§ **EXERCISE REQUIREMENTS**: From the listing below, extract every line containing "КРОССВОРД".

§ **INFORMATION SHOWN**:
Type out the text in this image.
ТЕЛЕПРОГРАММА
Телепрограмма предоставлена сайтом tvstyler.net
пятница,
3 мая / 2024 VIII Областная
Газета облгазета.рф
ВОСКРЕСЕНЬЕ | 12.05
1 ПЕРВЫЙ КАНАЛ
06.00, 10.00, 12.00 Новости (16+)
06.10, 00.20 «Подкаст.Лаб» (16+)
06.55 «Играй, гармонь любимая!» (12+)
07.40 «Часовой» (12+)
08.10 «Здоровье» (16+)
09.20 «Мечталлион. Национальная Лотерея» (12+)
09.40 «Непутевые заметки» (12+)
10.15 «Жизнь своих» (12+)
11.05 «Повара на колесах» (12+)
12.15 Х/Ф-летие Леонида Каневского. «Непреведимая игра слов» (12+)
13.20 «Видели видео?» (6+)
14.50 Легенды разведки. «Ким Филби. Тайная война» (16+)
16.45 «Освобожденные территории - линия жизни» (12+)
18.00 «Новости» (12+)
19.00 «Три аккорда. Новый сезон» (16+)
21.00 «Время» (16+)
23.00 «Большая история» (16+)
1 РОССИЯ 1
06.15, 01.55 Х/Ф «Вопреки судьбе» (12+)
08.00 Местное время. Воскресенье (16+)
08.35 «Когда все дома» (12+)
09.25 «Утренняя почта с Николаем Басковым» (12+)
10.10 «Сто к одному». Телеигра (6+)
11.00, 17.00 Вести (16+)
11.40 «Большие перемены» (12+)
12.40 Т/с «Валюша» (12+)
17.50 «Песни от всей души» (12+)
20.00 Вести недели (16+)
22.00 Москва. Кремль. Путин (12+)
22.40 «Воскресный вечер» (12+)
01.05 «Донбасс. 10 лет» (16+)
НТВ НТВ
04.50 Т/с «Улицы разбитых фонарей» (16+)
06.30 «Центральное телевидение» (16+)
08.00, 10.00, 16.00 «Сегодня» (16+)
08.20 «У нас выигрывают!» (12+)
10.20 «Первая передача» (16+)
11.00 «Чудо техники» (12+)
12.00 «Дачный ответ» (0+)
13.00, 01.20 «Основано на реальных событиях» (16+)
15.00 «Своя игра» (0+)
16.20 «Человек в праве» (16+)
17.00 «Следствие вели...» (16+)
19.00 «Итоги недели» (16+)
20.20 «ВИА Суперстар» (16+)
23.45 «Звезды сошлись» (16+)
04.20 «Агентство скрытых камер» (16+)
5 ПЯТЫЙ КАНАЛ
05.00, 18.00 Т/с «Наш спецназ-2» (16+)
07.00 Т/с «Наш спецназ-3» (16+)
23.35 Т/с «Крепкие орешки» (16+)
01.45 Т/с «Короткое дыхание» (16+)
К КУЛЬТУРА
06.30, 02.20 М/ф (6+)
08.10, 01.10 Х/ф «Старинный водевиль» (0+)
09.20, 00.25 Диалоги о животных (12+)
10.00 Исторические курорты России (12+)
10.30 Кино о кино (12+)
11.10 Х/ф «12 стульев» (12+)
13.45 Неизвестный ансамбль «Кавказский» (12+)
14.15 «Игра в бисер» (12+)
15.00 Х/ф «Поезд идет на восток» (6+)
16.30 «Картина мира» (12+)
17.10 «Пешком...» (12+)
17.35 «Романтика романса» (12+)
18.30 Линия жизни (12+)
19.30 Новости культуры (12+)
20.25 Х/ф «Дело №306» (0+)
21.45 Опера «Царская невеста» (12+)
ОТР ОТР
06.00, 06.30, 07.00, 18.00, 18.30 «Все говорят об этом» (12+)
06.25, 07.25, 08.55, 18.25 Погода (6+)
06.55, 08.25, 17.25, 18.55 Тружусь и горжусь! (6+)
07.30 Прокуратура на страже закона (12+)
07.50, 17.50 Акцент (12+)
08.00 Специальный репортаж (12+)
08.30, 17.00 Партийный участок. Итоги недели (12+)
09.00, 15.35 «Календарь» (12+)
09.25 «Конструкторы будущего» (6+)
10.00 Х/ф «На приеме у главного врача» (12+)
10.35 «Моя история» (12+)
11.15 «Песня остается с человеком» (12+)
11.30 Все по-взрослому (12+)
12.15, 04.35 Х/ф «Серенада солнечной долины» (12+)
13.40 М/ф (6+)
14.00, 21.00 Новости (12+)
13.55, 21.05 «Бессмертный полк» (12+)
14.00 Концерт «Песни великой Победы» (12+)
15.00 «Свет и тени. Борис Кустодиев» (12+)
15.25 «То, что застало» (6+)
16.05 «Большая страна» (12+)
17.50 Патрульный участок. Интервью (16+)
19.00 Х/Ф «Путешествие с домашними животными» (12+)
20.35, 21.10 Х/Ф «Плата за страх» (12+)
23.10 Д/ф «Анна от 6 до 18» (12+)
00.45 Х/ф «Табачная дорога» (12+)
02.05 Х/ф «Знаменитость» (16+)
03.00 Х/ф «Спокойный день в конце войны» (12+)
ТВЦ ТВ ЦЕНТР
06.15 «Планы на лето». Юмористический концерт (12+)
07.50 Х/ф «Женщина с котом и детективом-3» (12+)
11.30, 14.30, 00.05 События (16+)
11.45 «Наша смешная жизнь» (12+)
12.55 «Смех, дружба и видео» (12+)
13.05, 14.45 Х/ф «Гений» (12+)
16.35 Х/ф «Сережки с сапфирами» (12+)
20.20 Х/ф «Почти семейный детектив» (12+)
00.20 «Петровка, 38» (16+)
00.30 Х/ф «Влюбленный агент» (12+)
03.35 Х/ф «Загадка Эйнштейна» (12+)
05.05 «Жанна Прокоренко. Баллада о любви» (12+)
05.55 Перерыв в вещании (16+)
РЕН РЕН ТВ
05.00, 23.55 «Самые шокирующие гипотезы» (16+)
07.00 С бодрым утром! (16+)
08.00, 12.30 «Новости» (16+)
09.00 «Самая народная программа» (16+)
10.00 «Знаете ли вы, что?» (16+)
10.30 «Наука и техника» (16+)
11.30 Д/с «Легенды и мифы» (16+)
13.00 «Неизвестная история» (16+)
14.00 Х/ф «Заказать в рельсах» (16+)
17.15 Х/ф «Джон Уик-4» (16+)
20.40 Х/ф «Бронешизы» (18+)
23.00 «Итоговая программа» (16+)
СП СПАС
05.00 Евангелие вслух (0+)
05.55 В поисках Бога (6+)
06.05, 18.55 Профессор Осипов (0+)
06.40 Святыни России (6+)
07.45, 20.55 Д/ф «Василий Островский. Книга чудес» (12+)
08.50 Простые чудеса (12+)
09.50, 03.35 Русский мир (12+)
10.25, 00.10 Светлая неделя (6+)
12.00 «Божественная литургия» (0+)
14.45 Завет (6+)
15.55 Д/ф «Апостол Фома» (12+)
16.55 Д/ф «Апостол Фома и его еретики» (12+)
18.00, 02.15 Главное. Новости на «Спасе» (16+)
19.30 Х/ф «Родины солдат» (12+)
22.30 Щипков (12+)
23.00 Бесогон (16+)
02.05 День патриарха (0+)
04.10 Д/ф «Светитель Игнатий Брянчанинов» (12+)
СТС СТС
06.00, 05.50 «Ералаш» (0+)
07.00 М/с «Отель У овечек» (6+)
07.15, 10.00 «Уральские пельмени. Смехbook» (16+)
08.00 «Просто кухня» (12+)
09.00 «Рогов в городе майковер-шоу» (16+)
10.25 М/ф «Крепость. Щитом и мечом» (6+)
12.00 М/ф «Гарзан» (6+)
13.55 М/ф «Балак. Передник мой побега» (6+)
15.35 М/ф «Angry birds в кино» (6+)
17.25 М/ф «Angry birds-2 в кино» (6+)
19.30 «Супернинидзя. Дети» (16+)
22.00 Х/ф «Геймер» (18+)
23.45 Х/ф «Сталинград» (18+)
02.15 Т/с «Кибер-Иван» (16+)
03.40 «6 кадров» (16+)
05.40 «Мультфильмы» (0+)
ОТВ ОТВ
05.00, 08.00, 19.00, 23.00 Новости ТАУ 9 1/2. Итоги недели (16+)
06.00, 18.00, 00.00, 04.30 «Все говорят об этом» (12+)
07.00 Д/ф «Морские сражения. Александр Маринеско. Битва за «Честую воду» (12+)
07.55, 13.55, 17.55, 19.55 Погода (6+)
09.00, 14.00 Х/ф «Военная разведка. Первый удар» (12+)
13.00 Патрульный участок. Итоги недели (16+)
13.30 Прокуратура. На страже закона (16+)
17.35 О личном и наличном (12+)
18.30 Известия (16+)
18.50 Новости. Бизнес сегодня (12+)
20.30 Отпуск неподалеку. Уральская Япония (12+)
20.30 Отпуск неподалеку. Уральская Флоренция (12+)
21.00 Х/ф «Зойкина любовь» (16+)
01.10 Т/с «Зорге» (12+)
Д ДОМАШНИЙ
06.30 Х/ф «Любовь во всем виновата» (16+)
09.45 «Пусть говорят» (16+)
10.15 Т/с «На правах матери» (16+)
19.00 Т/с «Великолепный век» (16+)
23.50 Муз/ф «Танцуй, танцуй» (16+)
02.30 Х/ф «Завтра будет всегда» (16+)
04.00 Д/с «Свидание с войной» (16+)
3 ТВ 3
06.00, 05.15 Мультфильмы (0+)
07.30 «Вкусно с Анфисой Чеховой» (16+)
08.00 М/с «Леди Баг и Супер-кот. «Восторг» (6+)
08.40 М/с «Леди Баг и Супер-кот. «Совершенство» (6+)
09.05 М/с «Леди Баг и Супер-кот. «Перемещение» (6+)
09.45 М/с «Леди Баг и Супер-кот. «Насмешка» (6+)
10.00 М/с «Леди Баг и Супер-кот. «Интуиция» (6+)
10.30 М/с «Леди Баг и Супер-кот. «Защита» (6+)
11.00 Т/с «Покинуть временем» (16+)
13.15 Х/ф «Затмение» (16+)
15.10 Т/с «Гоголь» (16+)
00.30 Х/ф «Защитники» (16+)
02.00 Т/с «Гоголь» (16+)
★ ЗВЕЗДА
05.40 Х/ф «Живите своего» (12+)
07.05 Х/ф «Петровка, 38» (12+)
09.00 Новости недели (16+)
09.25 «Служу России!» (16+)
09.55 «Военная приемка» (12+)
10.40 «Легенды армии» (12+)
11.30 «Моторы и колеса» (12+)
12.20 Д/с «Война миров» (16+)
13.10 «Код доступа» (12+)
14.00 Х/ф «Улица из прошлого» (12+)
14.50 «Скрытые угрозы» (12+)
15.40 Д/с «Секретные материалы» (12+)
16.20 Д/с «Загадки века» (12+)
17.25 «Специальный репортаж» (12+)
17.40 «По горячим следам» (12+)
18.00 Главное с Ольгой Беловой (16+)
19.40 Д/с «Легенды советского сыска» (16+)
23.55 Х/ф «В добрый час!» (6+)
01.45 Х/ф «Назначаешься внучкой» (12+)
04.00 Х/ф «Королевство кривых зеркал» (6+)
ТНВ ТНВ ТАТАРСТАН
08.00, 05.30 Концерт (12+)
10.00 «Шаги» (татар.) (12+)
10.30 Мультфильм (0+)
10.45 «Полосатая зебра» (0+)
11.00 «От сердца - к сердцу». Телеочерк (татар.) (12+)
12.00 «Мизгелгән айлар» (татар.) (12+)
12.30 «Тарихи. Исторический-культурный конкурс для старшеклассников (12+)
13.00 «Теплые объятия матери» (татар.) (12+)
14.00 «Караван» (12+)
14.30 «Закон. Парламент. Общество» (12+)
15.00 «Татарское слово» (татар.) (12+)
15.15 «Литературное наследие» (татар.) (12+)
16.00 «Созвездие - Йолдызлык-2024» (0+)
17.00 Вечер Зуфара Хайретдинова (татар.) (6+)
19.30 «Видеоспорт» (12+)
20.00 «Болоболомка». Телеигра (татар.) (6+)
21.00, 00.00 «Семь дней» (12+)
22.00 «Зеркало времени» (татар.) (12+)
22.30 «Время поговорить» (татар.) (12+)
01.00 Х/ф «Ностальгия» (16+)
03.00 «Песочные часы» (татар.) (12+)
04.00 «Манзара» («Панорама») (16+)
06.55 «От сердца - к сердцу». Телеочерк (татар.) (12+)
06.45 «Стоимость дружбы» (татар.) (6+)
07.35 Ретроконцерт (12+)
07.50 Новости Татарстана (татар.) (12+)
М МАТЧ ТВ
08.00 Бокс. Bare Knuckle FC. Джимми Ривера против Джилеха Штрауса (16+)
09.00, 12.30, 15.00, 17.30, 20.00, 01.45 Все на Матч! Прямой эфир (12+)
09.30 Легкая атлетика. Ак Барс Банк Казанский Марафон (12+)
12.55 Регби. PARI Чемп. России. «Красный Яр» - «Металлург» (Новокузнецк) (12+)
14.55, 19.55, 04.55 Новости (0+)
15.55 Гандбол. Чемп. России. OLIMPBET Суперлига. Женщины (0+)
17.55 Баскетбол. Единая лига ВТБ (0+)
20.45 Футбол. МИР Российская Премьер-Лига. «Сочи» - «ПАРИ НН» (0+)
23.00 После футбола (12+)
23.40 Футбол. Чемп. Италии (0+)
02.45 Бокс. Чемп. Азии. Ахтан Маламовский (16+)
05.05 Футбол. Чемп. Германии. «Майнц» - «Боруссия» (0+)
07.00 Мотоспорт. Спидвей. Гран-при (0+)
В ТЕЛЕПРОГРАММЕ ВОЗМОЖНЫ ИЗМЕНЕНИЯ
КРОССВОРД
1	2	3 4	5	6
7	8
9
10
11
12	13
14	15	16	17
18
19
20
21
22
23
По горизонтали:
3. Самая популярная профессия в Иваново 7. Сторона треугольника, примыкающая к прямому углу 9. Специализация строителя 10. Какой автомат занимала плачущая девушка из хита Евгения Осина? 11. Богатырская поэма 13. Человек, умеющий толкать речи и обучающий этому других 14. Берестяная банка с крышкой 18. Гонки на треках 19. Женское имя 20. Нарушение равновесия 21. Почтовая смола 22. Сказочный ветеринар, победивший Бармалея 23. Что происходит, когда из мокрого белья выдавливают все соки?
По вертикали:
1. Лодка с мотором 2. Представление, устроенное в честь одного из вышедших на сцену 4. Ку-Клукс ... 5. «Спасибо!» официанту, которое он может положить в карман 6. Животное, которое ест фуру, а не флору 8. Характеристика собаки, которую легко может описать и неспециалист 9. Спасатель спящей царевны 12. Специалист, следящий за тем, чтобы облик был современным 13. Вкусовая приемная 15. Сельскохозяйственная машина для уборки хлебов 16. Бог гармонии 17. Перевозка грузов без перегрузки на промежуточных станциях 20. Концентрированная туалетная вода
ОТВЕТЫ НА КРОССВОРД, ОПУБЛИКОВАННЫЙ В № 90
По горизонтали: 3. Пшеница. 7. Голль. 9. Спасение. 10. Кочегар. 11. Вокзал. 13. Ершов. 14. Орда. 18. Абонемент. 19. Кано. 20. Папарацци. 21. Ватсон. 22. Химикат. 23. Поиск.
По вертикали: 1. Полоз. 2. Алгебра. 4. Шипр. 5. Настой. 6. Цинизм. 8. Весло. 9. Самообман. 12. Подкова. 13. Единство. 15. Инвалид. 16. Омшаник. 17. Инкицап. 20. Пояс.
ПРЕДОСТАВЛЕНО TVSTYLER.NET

§ **EXERCISE ANSWER**:
КРОССВОРД
ОТВЕТЫ НА КРОССВОРД, ОПУБЛИКОВАННЫЙ В № 90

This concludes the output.